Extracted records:
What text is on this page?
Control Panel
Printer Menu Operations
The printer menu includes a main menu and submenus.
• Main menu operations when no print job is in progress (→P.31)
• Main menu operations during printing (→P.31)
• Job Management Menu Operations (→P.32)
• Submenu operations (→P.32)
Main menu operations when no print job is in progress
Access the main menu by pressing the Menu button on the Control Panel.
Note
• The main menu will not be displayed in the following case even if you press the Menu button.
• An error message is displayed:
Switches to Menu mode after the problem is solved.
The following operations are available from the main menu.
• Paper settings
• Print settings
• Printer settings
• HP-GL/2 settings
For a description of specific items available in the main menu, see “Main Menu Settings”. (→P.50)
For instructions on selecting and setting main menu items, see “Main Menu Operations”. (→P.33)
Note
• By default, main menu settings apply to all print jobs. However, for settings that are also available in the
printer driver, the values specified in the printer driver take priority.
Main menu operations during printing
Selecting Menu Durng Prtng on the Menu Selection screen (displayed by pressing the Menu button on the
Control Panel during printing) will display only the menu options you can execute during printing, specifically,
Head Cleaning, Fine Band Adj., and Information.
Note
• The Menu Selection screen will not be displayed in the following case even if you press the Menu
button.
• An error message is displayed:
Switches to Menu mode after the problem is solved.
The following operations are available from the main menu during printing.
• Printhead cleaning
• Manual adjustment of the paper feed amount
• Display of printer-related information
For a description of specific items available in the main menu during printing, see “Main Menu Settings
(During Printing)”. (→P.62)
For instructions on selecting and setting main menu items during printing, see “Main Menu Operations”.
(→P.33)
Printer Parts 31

* * *

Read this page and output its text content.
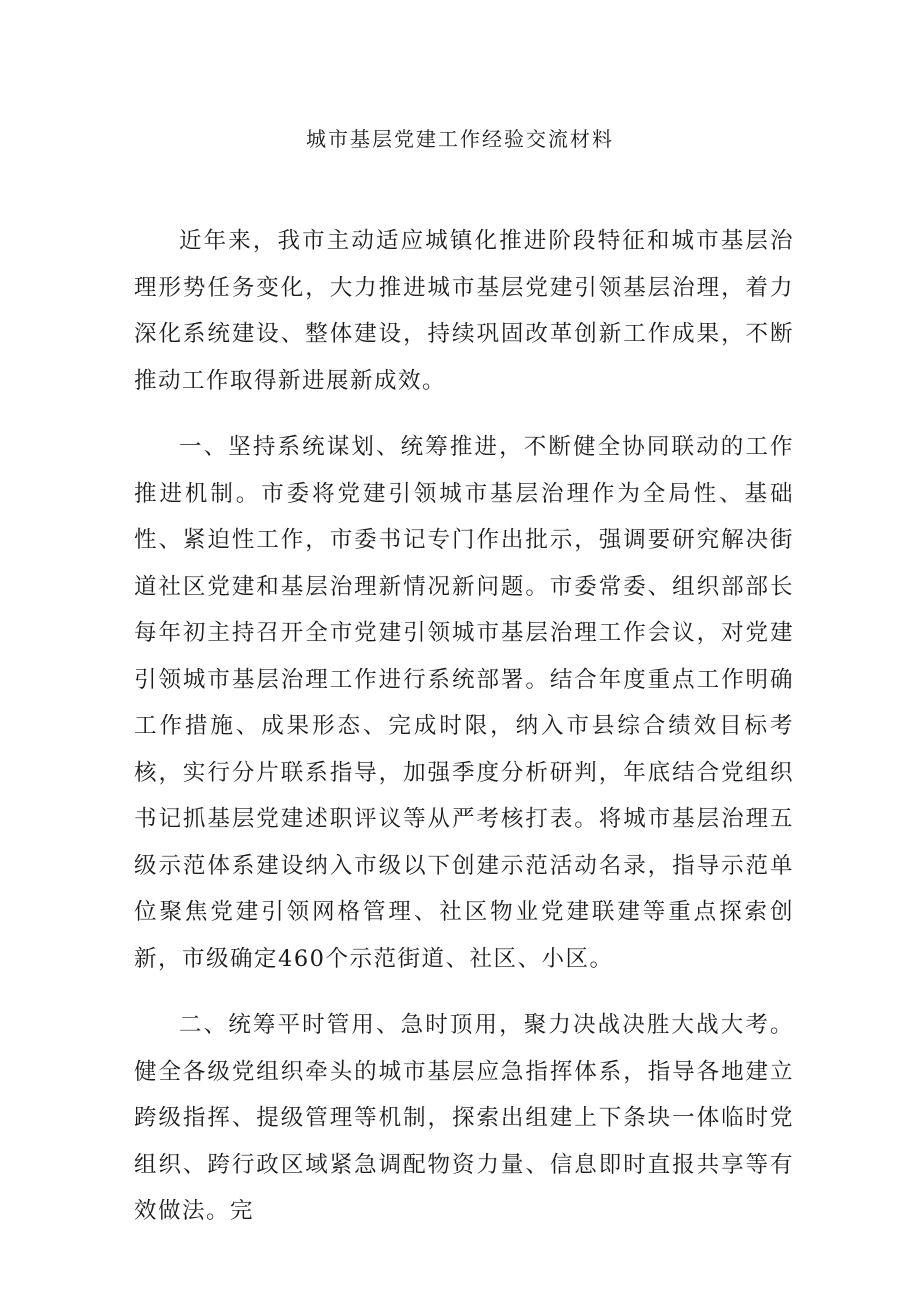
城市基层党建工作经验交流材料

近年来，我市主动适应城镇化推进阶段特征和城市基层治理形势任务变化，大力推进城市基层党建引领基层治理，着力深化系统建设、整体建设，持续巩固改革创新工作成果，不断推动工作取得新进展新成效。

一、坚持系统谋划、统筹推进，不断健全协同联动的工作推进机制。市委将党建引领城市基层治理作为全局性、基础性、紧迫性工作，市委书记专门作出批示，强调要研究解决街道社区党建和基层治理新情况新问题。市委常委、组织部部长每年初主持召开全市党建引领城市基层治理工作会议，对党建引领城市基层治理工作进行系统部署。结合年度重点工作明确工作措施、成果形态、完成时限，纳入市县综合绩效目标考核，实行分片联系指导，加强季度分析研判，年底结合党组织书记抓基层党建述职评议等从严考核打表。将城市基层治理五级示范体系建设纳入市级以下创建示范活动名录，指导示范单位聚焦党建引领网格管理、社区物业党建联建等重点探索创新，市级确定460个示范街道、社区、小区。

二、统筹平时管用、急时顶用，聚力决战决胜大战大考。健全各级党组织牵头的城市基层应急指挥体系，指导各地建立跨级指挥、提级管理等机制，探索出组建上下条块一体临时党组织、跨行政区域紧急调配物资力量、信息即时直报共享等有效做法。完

==

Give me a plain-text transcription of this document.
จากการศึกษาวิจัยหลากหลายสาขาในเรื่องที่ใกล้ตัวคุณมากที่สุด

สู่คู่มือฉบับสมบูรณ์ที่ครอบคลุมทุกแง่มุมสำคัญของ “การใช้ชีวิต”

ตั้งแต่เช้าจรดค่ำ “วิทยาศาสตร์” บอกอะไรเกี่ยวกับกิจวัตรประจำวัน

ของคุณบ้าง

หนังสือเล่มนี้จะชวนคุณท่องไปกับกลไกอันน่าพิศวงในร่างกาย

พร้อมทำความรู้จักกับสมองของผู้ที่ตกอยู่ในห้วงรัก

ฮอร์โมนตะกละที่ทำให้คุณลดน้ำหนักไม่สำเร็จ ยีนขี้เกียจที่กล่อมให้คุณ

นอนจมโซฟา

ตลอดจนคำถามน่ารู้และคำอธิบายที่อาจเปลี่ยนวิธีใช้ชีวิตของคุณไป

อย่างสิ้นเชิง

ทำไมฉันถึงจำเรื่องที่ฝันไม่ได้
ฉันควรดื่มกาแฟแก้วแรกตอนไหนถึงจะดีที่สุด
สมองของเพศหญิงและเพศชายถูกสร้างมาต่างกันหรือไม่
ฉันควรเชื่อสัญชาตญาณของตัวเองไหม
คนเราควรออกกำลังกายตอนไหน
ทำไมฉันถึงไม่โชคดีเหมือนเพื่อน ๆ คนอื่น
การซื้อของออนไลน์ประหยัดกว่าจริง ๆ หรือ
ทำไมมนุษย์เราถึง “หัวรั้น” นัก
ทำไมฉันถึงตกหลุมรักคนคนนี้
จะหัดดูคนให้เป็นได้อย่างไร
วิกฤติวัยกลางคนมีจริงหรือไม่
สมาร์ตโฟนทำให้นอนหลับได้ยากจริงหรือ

Objective
Search the entries for the word "when" and pick out every line that holds it.

Answer for the task
• Main menu operations when no print job is in progress (→P.31)
Main menu operations when no print job is in progress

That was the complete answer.